**INSTRUCTIONS TO FOLLOW**
Write out all of the data without omission, exactly as shown.

Stored records
··········

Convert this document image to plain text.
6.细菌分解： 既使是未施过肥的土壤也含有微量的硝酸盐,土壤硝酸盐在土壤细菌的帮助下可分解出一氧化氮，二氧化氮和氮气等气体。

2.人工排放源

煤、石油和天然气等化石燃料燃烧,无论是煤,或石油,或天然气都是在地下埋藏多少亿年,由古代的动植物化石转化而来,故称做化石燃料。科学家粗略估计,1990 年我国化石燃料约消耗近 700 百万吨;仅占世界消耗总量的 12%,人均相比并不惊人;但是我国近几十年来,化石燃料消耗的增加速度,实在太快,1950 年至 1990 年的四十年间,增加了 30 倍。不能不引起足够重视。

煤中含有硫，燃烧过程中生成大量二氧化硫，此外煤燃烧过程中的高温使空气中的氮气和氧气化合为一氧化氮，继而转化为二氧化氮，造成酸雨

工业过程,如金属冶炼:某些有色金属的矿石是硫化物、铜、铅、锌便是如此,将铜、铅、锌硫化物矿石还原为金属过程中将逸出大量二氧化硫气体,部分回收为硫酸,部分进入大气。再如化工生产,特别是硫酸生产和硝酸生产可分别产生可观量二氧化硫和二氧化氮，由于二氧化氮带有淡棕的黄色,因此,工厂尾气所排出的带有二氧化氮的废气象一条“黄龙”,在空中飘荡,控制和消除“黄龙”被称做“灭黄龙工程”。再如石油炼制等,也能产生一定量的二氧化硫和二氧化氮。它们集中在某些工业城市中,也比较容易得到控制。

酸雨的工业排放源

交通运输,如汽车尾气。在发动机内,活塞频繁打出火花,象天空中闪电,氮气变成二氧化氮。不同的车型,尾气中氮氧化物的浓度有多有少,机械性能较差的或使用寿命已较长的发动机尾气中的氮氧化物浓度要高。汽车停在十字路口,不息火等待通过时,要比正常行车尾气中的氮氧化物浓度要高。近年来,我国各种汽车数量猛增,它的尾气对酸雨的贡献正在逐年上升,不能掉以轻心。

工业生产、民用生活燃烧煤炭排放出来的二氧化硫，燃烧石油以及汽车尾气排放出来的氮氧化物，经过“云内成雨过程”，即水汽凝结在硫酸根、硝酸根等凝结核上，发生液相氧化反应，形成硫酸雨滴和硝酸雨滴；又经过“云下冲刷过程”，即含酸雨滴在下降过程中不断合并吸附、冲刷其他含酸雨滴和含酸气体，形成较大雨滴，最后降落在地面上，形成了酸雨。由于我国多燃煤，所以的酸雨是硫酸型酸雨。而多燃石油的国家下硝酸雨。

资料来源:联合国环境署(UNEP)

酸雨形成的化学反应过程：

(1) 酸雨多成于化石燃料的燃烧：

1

··········

**REPLY**
Convert this document image to plain text.
6.细菌分解： 既使是未施过肥的土壤也含有微量的硝酸盐,土壤硝酸盐在土壤细菌的帮助下可分解出一氧化氮，二氧化氮和氮气等气体。

2.人工排放源

煤、石油和天然气等化石燃料燃烧,无论是煤,或石油,或天然气都是在地下埋藏多少亿年,由古代的动植物化石转化而来,故称做化石燃料。科学家粗略估计,1990 年我国化石燃料约消耗近 700 百万吨;仅占世界消耗总量的 12%,人均相比并不惊人;但是我国近几十年来,化石燃料消耗的增加速度,实在太快,1950 年至 1990 年的四十年间,增加了 30 倍。不能不引起足够重视。

煤中含有硫，燃烧过程中生成大量二氧化硫，此外煤燃烧过程中的高温使空气中的氮气和氧气化合为一氧化氮，继而转化为二氧化氮，造成酸雨

工业过程,如金属冶炼:某些有色金属的矿石是硫化物、铜、铅、锌便是如此,将铜、铅、锌硫化物矿石还原为金属过程中将逸出大量二氧化硫气体,部分回收为硫酸,部分进入大气。再如化工生产,特别是硫酸生产和硝酸生产可分别产生可观量二氧化硫和二氧化氮，由于二氧化氮带有淡棕的黄色,因此,工厂尾气所排出的带有二氧化氮的废气象一条“黄龙”,在空中飘荡,控制和消除“黄龙”被称做“灭黄龙工程”。再如石油炼制等,也能产生一定量的二氧化硫和二氧化氮。它们集中在某些工业城市中,也比较容易得到控制。

酸雨的工业排放源

交通运输,如汽车尾气。在发动机内,活塞频繁打出火花,象天空中闪电,氮气变成二氧化氮。不同的车型,尾气中氮氧化物的浓度有多有少,机械性能较差的或使用寿命已较长的发动机尾气中的氮氧化物浓度要高。汽车停在十字路口,不息火等待通过时,要比正常行车尾气中的氮氧化物浓度要高。近年来,我国各种汽车数量猛增,它的尾气对酸雨的贡献正在逐年上升,不能掉以轻心。

工业生产、民用生活燃烧煤炭排放出来的二氧化硫，燃烧石油以及汽车尾气排放出来的氮氧化物，经过“云内成雨过程”，即水汽凝结在硫酸根、硝酸根等凝结核上，发生液相氧化反应，形成硫酸雨滴和硝酸雨滴；又经过“云下冲刷过程”，即含酸雨滴在下降过程中不断合并吸附、冲刷其他含酸雨滴和含酸气体，形成较大雨滴，最后降落在地面上，形成了酸雨。由于我国多燃煤，所以的酸雨是硫酸型酸雨。而多燃石油的国家下硝酸雨。

资料来源:联合国环境署(UNEP)

酸雨形成的化学反应过程：

(1) 酸雨多成于化石燃料的燃烧：

1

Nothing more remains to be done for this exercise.